Pull out every line with the word "vågsantenn" from the entries below.

[Items from a data source]
----------------

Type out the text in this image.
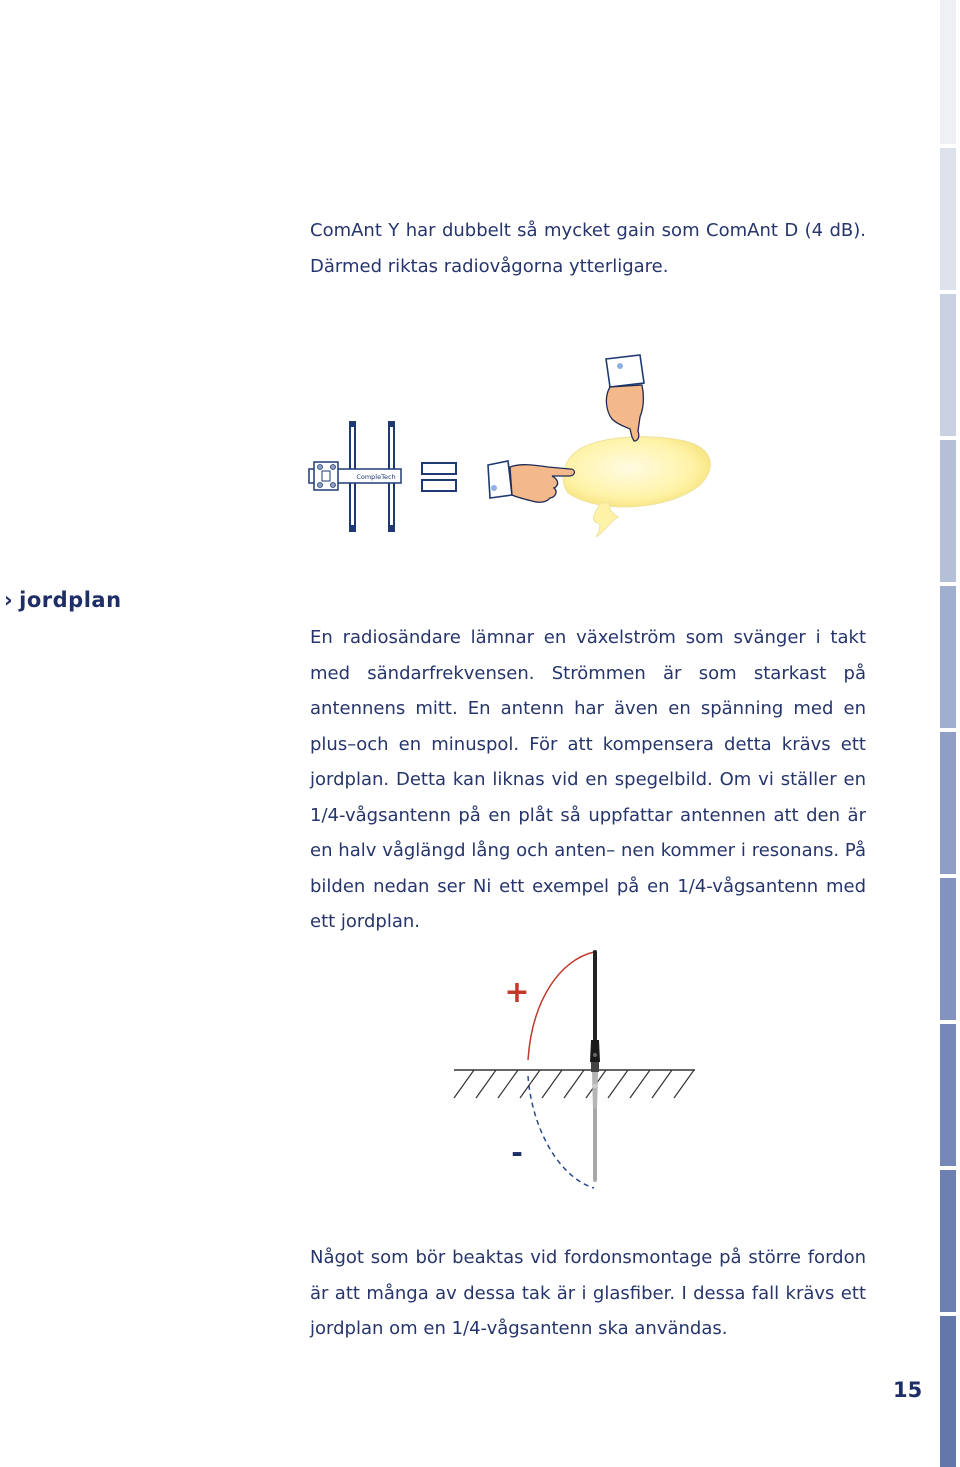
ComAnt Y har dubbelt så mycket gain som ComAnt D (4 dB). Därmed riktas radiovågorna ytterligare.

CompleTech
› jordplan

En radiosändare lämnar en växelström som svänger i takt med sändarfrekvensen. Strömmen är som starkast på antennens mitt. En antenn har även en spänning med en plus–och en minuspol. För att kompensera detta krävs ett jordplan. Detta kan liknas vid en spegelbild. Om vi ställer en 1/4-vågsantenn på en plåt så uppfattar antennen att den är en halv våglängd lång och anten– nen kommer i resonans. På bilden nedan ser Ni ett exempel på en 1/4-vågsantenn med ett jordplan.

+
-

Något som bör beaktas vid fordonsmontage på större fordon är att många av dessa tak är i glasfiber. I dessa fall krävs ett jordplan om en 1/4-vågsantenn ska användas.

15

----------------

■ WRITTEN REPLY:
En radiosändare lämnar en växelström som svänger i takt med sändarfrekvensen. Strömmen är som starkast på antennens mitt. En antenn har även en spänning med en plus–och en minuspol. För att kompensera detta krävs ett jordplan. Detta kan liknas vid en spegelbild. Om vi ställer en 1/4-vågsantenn på en plåt så uppfattar antennen att den är en halv våglängd lång och anten– nen kommer i resonans. På bilden nedan ser Ni ett exempel på en 1/4-vågsantenn med ett jordplan.
Något som bör beaktas vid fordonsmontage på större fordon är att många av dessa tak är i glasfiber. I dessa fall krävs ett jordplan om en 1/4-vågsantenn ska användas.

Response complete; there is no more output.